═══ Given records ═══

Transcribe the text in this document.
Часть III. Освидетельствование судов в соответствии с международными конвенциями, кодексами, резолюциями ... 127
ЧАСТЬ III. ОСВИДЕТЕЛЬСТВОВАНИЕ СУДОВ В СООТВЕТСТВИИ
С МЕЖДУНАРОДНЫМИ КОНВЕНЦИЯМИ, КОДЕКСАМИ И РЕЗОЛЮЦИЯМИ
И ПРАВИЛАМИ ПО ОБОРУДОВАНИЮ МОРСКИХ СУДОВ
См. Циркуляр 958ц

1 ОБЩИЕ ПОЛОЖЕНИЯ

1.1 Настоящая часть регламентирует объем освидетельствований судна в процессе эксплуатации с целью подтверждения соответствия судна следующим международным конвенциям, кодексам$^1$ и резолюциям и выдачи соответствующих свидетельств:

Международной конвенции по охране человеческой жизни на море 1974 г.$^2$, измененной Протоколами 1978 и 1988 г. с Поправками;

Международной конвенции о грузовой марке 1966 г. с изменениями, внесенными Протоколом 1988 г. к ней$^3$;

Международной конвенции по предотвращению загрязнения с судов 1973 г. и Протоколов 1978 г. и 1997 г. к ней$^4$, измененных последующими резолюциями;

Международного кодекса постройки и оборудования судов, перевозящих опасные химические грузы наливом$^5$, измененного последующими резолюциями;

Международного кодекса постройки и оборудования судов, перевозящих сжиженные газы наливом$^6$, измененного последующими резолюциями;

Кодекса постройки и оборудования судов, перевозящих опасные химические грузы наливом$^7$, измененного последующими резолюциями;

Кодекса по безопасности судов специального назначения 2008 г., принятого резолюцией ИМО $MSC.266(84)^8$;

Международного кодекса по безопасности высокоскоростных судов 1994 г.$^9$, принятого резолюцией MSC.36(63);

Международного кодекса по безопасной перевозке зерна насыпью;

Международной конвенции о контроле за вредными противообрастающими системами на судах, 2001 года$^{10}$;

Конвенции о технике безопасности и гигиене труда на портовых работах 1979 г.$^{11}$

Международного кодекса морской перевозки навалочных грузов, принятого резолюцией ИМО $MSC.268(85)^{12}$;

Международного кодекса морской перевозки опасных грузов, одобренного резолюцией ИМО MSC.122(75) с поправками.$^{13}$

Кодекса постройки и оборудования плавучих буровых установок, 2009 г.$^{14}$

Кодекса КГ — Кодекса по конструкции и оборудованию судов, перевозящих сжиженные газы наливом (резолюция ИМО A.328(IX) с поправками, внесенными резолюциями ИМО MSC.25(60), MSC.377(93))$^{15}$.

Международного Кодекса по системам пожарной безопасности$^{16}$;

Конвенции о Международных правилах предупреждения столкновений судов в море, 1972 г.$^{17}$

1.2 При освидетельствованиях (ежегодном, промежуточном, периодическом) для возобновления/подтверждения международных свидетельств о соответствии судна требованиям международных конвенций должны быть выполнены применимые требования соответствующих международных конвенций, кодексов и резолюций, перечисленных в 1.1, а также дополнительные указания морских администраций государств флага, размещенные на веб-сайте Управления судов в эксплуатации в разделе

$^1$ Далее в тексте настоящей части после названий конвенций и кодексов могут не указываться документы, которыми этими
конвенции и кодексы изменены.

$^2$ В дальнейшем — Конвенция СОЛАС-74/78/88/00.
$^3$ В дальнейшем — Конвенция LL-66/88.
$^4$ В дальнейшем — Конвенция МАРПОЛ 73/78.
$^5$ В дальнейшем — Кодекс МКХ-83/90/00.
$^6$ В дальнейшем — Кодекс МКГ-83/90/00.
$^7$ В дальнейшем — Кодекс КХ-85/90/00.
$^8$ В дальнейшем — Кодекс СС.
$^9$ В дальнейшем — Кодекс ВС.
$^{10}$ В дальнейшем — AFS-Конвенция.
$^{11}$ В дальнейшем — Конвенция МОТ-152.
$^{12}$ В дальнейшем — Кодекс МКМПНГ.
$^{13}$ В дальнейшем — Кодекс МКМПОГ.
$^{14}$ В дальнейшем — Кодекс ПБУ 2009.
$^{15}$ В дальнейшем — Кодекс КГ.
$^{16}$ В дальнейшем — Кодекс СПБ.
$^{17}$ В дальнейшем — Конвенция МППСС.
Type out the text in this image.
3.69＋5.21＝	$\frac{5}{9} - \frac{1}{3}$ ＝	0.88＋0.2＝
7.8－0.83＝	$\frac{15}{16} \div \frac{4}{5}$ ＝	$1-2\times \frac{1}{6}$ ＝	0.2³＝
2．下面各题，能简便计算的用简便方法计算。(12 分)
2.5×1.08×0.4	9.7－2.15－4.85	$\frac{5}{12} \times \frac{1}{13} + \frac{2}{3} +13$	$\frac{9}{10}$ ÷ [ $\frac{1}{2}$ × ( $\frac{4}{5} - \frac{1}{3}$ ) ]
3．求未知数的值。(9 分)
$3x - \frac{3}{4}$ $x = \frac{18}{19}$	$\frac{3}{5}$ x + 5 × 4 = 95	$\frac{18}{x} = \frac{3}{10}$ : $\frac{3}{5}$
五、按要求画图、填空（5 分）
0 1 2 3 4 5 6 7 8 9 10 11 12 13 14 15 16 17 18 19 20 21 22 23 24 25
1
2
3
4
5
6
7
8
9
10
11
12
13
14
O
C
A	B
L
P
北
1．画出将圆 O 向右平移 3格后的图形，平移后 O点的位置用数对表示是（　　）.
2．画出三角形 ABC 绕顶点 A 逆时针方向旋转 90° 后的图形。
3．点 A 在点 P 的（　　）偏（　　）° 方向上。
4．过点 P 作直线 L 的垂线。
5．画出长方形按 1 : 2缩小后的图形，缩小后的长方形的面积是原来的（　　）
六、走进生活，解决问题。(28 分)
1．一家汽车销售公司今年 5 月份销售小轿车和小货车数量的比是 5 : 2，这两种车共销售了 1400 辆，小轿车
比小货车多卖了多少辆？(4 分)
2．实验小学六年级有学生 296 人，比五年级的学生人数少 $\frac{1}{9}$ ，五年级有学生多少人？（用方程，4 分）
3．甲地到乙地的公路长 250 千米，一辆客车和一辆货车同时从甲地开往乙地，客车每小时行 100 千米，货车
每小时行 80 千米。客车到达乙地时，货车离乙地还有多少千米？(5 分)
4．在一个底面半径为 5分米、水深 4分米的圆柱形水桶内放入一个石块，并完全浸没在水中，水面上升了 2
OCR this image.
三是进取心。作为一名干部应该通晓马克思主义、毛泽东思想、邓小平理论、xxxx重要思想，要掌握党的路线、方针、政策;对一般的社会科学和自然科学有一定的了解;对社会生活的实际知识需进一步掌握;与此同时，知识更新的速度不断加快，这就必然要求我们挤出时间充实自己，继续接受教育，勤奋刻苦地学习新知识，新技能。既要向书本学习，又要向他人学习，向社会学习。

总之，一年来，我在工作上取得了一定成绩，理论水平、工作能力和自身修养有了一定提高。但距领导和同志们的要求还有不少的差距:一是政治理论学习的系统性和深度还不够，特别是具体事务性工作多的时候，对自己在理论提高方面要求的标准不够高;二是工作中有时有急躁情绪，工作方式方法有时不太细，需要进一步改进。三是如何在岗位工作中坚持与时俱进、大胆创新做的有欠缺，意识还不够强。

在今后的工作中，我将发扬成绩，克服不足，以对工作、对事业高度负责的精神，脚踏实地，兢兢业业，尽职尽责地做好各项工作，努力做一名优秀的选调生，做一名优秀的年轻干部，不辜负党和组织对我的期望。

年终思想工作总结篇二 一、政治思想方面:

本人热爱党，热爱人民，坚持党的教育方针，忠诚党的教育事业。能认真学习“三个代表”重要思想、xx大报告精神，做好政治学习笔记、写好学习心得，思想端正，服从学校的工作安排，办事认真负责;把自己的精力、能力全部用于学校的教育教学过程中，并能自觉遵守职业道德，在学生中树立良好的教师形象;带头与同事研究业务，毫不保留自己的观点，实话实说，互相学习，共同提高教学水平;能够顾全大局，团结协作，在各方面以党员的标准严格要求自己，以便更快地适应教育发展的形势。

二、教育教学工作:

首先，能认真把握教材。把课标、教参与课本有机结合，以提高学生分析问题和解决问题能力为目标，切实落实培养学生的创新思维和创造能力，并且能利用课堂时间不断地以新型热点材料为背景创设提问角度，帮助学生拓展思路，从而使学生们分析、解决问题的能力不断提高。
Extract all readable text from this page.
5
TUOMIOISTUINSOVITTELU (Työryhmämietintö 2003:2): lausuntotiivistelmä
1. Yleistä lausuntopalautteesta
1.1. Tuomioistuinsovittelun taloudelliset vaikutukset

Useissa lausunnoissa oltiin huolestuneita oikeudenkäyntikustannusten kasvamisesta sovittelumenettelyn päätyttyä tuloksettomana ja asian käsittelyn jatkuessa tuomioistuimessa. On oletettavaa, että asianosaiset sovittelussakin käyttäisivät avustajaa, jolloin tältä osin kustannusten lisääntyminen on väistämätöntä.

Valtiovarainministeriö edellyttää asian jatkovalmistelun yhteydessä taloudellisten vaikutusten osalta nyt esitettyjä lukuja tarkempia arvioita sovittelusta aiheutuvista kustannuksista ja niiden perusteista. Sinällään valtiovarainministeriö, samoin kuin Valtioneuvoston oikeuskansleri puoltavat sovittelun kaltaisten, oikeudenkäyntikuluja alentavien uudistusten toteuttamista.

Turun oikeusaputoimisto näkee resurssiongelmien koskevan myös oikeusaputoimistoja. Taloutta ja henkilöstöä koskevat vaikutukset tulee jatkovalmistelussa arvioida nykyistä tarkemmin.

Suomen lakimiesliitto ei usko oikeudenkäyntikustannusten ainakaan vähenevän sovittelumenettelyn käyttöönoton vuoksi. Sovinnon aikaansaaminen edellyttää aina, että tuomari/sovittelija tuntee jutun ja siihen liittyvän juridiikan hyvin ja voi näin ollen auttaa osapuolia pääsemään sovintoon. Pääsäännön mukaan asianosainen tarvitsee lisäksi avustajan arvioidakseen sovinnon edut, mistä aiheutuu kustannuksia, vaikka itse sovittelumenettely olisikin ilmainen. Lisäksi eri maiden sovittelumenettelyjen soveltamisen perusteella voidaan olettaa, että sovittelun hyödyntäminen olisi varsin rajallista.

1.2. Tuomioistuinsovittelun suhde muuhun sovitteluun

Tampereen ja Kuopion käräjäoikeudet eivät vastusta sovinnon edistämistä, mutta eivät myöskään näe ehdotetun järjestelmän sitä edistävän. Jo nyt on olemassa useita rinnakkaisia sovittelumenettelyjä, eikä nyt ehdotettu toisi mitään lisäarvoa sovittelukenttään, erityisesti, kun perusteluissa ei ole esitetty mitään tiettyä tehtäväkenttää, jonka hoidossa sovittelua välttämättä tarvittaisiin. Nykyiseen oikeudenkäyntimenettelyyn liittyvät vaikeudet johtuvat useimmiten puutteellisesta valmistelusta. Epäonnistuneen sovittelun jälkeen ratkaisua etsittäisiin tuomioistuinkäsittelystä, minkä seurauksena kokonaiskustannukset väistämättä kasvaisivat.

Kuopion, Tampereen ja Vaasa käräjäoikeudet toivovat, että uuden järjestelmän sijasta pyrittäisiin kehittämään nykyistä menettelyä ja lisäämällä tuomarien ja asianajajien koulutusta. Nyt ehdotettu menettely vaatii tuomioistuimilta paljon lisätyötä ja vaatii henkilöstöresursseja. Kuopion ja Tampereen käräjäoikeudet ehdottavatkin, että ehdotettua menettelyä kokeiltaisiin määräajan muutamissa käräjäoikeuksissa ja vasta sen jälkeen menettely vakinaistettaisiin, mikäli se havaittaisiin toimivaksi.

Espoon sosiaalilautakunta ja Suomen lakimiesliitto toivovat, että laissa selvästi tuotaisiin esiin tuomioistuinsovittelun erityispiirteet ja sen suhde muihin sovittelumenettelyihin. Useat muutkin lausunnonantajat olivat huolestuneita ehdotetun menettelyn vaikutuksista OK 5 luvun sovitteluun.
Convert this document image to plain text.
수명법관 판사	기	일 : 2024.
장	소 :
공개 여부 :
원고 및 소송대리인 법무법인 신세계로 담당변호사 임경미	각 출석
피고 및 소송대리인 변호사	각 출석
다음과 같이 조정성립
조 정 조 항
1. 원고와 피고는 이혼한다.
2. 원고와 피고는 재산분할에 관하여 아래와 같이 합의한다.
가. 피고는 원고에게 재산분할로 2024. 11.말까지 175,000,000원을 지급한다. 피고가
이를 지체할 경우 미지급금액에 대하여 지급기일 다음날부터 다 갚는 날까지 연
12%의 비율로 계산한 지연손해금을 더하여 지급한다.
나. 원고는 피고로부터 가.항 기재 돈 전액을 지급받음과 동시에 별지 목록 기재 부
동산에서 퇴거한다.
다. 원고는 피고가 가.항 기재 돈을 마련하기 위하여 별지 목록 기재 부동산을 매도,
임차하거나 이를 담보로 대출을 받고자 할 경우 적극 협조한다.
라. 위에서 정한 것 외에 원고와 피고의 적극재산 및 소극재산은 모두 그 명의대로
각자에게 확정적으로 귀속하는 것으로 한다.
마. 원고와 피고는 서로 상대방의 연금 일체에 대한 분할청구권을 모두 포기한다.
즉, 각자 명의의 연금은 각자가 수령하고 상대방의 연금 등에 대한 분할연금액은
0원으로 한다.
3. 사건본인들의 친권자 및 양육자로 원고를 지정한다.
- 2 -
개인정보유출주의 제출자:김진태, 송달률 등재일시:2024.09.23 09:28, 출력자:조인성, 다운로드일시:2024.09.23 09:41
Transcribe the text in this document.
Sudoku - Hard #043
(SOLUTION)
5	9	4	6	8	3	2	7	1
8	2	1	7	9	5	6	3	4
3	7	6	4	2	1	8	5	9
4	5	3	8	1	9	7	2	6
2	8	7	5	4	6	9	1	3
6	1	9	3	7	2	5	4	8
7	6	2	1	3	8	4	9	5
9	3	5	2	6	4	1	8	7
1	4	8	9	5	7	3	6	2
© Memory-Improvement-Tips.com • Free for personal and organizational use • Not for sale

═══

**Aim:**
Output the line that contains "Convert this document image to plain text.", followed by every later line in the listing, with no line omitted and none added.

**Result:**
Convert this document image to plain text.
수명법관 판사	기	일 : 2024.
장	소 :
공개 여부 :
원고 및 소송대리인 법무법인 신세계로 담당변호사 임경미	각 출석
피고 및 소송대리인 변호사	각 출석
다음과 같이 조정성립
조 정 조 항
1. 원고와 피고는 이혼한다.
2. 원고와 피고는 재산분할에 관하여 아래와 같이 합의한다.
가. 피고는 원고에게 재산분할로 2024. 11.말까지 175,000,000원을 지급한다. 피고가
이를 지체할 경우 미지급금액에 대하여 지급기일 다음날부터 다 갚는 날까지 연
12%의 비율로 계산한 지연손해금을 더하여 지급한다.
나. 원고는 피고로부터 가.항 기재 돈 전액을 지급받음과 동시에 별지 목록 기재 부
동산에서 퇴거한다.
다. 원고는 피고가 가.항 기재 돈을 마련하기 위하여 별지 목록 기재 부동산을 매도,
임차하거나 이를 담보로 대출을 받고자 할 경우 적극 협조한다.
라. 위에서 정한 것 외에 원고와 피고의 적극재산 및 소극재산은 모두 그 명의대로
각자에게 확정적으로 귀속하는 것으로 한다.
마. 원고와 피고는 서로 상대방의 연금 일체에 대한 분할청구권을 모두 포기한다.
즉, 각자 명의의 연금은 각자가 수령하고 상대방의 연금 등에 대한 분할연금액은
0원으로 한다.
3. 사건본인들의 친권자 및 양육자로 원고를 지정한다.
- 2 -
개인정보유출주의 제출자:김진태, 송달률 등재일시:2024.09.23 09:28, 출력자:조인성, 다운로드일시:2024.09.23 09:41
Transcribe the text in this document.
Sudoku - Hard #043
(SOLUTION)
5	9	4	6	8	3	2	7	1
8	2	1	7	9	5	6	3	4
3	7	6	4	2	1	8	5	9
4	5	3	8	1	9	7	2	6
2	8	7	5	4	6	9	1	3
6	1	9	3	7	2	5	4	8
7	6	2	1	3	8	4	9	5
9	3	5	2	6	4	1	8	7
1	4	8	9	5	7	3	6	2
© Memory-Improvement-Tips.com • Free for personal and organizational use • Not for sale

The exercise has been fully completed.